Records that describe figures ->
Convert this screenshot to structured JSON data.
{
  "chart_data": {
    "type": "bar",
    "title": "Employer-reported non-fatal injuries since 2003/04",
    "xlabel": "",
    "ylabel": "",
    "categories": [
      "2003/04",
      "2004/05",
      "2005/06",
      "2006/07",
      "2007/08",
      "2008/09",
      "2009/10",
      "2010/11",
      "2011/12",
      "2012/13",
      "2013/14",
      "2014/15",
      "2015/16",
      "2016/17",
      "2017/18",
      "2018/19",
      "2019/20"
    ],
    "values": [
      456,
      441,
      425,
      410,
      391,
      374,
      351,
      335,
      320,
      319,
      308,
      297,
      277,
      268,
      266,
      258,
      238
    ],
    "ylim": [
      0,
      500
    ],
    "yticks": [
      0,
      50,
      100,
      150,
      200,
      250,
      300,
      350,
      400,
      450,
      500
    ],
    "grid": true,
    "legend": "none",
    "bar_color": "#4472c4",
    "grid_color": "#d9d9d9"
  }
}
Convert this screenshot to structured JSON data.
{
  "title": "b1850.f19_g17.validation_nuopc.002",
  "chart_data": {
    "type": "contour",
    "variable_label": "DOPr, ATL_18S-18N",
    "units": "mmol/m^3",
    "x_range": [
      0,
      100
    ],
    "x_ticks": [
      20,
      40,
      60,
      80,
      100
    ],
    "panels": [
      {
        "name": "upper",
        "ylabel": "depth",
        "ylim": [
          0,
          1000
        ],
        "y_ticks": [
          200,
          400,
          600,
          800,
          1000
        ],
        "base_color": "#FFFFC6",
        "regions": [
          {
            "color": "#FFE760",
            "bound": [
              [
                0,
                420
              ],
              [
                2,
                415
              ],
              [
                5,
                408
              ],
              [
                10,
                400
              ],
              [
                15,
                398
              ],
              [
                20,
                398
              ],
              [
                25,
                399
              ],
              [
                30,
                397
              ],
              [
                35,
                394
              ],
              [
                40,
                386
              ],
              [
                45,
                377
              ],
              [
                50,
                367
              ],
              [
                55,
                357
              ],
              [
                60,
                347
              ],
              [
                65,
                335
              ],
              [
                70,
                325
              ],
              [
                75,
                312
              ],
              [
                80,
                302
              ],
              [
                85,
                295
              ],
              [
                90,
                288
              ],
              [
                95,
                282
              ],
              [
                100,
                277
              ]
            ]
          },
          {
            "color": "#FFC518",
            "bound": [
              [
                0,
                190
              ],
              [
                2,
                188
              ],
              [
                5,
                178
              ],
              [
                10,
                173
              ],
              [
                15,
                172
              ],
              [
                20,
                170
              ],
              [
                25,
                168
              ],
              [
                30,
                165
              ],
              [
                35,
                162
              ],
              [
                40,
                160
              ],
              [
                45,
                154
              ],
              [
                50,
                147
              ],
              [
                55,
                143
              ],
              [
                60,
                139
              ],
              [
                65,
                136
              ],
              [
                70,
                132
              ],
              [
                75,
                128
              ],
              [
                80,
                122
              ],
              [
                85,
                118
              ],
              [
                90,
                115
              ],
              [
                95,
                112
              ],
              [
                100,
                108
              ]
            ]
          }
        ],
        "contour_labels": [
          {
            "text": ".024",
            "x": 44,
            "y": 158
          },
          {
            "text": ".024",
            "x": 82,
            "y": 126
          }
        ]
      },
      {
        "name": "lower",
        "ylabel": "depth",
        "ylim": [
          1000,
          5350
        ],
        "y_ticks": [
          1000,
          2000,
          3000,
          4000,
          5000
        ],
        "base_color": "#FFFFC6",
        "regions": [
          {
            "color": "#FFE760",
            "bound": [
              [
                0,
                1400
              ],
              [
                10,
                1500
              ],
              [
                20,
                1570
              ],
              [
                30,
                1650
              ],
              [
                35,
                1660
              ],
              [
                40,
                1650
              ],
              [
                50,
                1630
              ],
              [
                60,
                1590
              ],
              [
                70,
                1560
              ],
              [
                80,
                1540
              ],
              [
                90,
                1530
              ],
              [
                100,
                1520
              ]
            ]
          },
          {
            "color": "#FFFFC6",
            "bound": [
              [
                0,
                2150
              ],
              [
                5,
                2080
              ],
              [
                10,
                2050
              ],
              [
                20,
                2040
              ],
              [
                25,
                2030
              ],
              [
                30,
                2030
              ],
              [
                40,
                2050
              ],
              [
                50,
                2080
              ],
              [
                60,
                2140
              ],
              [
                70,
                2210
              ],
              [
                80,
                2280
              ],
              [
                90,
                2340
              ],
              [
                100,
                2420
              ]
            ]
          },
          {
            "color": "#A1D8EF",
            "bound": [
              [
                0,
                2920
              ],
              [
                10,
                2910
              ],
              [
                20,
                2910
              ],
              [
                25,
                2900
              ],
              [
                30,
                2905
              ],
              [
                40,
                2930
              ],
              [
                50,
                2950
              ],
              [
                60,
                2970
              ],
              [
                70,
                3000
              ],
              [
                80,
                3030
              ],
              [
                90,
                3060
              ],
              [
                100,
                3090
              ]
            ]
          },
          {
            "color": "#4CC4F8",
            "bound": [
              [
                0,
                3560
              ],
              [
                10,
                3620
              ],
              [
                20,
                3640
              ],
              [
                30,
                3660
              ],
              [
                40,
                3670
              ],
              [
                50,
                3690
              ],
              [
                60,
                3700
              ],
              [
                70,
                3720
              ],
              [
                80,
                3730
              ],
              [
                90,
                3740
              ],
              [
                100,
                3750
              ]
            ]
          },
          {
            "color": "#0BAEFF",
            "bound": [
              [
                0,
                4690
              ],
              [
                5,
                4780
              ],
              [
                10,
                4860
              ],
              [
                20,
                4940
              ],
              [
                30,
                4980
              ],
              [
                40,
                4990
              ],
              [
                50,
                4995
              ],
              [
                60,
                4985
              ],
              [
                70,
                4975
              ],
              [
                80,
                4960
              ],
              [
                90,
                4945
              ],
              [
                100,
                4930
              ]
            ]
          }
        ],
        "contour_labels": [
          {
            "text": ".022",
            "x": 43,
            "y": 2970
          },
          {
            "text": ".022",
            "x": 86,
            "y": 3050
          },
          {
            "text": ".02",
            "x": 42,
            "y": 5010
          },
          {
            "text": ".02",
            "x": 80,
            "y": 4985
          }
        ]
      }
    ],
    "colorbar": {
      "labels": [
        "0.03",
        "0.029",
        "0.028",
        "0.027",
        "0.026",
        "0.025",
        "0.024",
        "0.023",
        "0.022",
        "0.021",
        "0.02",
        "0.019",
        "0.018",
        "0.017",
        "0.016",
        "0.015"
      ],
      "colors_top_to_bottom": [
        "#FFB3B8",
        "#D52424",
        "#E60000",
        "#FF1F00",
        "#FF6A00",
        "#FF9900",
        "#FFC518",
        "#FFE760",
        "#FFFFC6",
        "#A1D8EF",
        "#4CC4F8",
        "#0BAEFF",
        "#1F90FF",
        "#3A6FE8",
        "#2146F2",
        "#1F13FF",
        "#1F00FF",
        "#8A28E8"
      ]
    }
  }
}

Work to complete -> Reproduce the material above, every line of it, exactly.

Answer ->
Convert this screenshot to structured JSON data.
{
  "chart_data": {
    "type": "bar",
    "title": "Employer-reported non-fatal injuries since 2003/04",
    "xlabel": "",
    "ylabel": "",
    "categories": [
      "2003/04",
      "2004/05",
      "2005/06",
      "2006/07",
      "2007/08",
      "2008/09",
      "2009/10",
      "2010/11",
      "2011/12",
      "2012/13",
      "2013/14",
      "2014/15",
      "2015/16",
      "2016/17",
      "2017/18",
      "2018/19",
      "2019/20"
    ],
    "values": [
      456,
      441,
      425,
      410,
      391,
      374,
      351,
      335,
      320,
      319,
      308,
      297,
      277,
      268,
      266,
      258,
      238
    ],
    "ylim": [
      0,
      500
    ],
    "yticks": [
      0,
      50,
      100,
      150,
      200,
      250,
      300,
      350,
      400,
      450,
      500
    ],
    "grid": true,
    "legend": "none",
    "bar_color": "#4472c4",
    "grid_color": "#d9d9d9"
  }
}
Convert this screenshot to structured JSON data.
{
  "title": "b1850.f19_g17.validation_nuopc.002",
  "chart_data": {
    "type": "contour",
    "variable_label": "DOPr, ATL_18S-18N",
    "units": "mmol/m^3",
    "x_range": [
      0,
      100
    ],
    "x_ticks": [
      20,
      40,
      60,
      80,
      100
    ],
    "panels": [
      {
        "name": "upper",
        "ylabel": "depth",
        "ylim": [
          0,
          1000
        ],
        "y_ticks": [
          200,
          400,
          600,
          800,
          1000
        ],
        "base_color": "#FFFFC6",
        "regions": [
          {
            "color": "#FFE760",
            "bound": [
              [
                0,
                420
              ],
              [
                2,
                415
              ],
              [
                5,
                408
              ],
              [
                10,
                400
              ],
              [
                15,
                398
              ],
              [
                20,
                398
              ],
              [
                25,
                399
              ],
              [
                30,
                397
              ],
              [
                35,
                394
              ],
              [
                40,
                386
              ],
              [
                45,
                377
              ],
              [
                50,
                367
              ],
              [
                55,
                357
              ],
              [
                60,
                347
              ],
              [
                65,
                335
              ],
              [
                70,
                325
              ],
              [
                75,
                312
              ],
              [
                80,
                302
              ],
              [
                85,
                295
              ],
              [
                90,
                288
              ],
              [
                95,
                282
              ],
              [
                100,
                277
              ]
            ]
          },
          {
            "color": "#FFC518",
            "bound": [
              [
                0,
                190
              ],
              [
                2,
                188
              ],
              [
                5,
                178
              ],
              [
                10,
                173
              ],
              [
                15,
                172
              ],
              [
                20,
                170
              ],
              [
                25,
                168
              ],
              [
                30,
                165
              ],
              [
                35,
                162
              ],
              [
                40,
                160
              ],
              [
                45,
                154
              ],
              [
                50,
                147
              ],
              [
                55,
                143
              ],
              [
                60,
                139
              ],
              [
                65,
                136
              ],
              [
                70,
                132
              ],
              [
                75,
                128
              ],
              [
                80,
                122
              ],
              [
                85,
                118
              ],
              [
                90,
                115
              ],
              [
                95,
                112
              ],
              [
                100,
                108
              ]
            ]
          }
        ],
        "contour_labels": [
          {
            "text": ".024",
            "x": 44,
            "y": 158
          },
          {
            "text": ".024",
            "x": 82,
            "y": 126
          }
        ]
      },
      {
        "name": "lower",
        "ylabel": "depth",
        "ylim": [
          1000,
          5350
        ],
        "y_ticks": [
          1000,
          2000,
          3000,
          4000,
          5000
        ],
        "base_color": "#FFFFC6",
        "regions": [
          {
            "color": "#FFE760",
            "bound": [
              [
                0,
                1400
              ],
              [
                10,
                1500
              ],
              [
                20,
                1570
              ],
              [
                30,
                1650
              ],
              [
                35,
                1660
              ],
              [
                40,
                1650
              ],
              [
                50,
                1630
              ],
              [
                60,
                1590
              ],
              [
                70,
                1560
              ],
              [
                80,
                1540
              ],
              [
                90,
                1530
              ],
              [
                100,
                1520
              ]
            ]
          },
          {
            "color": "#FFFFC6",
            "bound": [
              [
                0,
                2150
              ],
              [
                5,
                2080
              ],
              [
                10,
                2050
              ],
              [
                20,
                2040
              ],
              [
                25,
                2030
              ],
              [
                30,
                2030
              ],
              [
                40,
                2050
              ],
              [
                50,
                2080
              ],
              [
                60,
                2140
              ],
              [
                70,
                2210
              ],
              [
                80,
                2280
              ],
              [
                90,
                2340
              ],
              [
                100,
                2420
              ]
            ]
          },
          {
            "color": "#A1D8EF",
            "bound": [
              [
                0,
                2920
              ],
              [
                10,
                2910
              ],
              [
                20,
                2910
              ],
              [
                25,
                2900
              ],
              [
                30,
                2905
              ],
              [
                40,
                2930
              ],
              [
                50,
                2950
              ],
              [
                60,
                2970
              ],
              [
                70,
                3000
              ],
              [
                80,
                3030
              ],
              [
                90,
                3060
              ],
              [
                100,
                3090
              ]
            ]
          },
          {
            "color": "#4CC4F8",
            "bound": [
              [
                0,
                3560
              ],
              [
                10,
                3620
              ],
              [
                20,
                3640
              ],
              [
                30,
                3660
              ],
              [
                40,
                3670
              ],
              [
                50,
                3690
              ],
              [
                60,
                3700
              ],
              [
                70,
                3720
              ],
              [
                80,
                3730
              ],
              [
                90,
                3740
              ],
              [
                100,
                3750
              ]
            ]
          },
          {
            "color": "#0BAEFF",
            "bound": [
              [
                0,
                4690
              ],
              [
                5,
                4780
              ],
              [
                10,
                4860
              ],
              [
                20,
                4940
              ],
              [
                30,
                4980
              ],
              [
                40,
                4990
              ],
              [
                50,
                4995
              ],
              [
                60,
                4985
              ],
              [
                70,
                4975
              ],
              [
                80,
                4960
              ],
              [
                90,
                4945
              ],
              [
                100,
                4930
              ]
            ]
          }
        ],
        "contour_labels": [
          {
            "text": ".022",
            "x": 43,
            "y": 2970
          },
          {
            "text": ".022",
            "x": 86,
            "y": 3050
          },
          {
            "text": ".02",
            "x": 42,
            "y": 5010
          },
          {
            "text": ".02",
            "x": 80,
            "y": 4985
          }
        ]
      }
    ],
    "colorbar": {
      "labels": [
        "0.03",
        "0.029",
        "0.028",
        "0.027",
        "0.026",
        "0.025",
        "0.024",
        "0.023",
        "0.022",
        "0.021",
        "0.02",
        "0.019",
        "0.018",
        "0.017",
        "0.016",
        "0.015"
      ],
      "colors_top_to_bottom": [
        "#FFB3B8",
        "#D52424",
        "#E60000",
        "#FF1F00",
        "#FF6A00",
        "#FF9900",
        "#FFC518",
        "#FFE760",
        "#FFFFC6",
        "#A1D8EF",
        "#4CC4F8",
        "#0BAEFF",
        "#1F90FF",
        "#3A6FE8",
        "#2146F2",
        "#1F13FF",
        "#1F00FF",
        "#8A28E8"
      ]
    }
  }
}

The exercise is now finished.